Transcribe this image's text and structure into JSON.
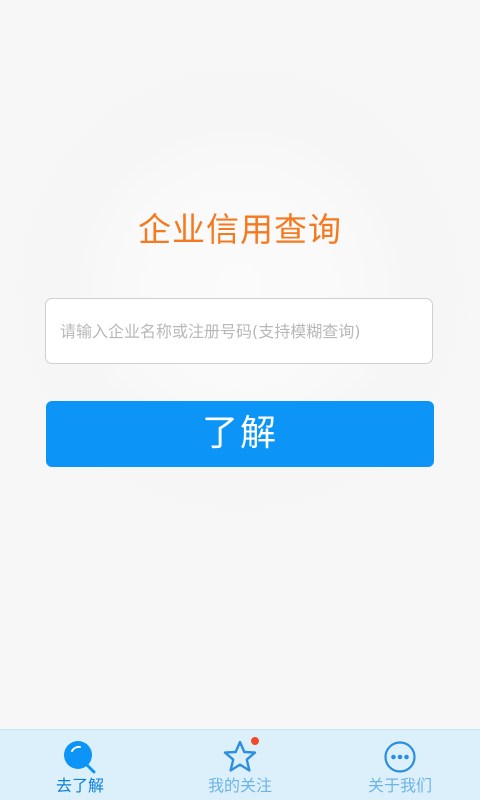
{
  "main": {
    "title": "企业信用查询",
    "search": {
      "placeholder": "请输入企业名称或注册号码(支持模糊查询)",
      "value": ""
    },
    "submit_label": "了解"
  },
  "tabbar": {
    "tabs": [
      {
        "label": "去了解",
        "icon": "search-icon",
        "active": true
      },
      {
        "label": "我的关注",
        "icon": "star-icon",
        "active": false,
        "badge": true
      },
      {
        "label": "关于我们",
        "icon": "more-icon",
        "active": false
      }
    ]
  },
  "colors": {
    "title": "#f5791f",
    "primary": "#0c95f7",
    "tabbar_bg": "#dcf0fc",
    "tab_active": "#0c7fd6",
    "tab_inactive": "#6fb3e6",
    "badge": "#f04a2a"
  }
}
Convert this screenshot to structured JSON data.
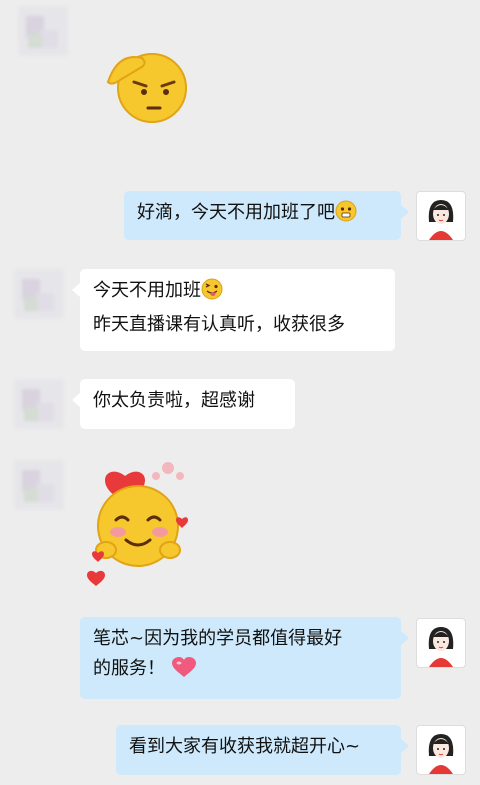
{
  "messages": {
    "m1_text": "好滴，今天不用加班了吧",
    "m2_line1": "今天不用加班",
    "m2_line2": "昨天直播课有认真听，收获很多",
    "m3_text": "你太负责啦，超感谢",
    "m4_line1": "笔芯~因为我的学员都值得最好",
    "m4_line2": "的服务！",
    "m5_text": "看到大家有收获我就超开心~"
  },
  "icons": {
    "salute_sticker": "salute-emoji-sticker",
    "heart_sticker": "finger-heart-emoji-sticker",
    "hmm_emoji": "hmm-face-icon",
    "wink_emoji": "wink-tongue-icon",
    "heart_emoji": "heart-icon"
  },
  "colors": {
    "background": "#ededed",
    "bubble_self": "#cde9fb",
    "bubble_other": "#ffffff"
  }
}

------------------------

Copy each line of the listing that holds the word "sticker".

    "salute_sticker": "salute-emoji-sticker",
    "heart_sticker": "finger-heart-emoji-sticker",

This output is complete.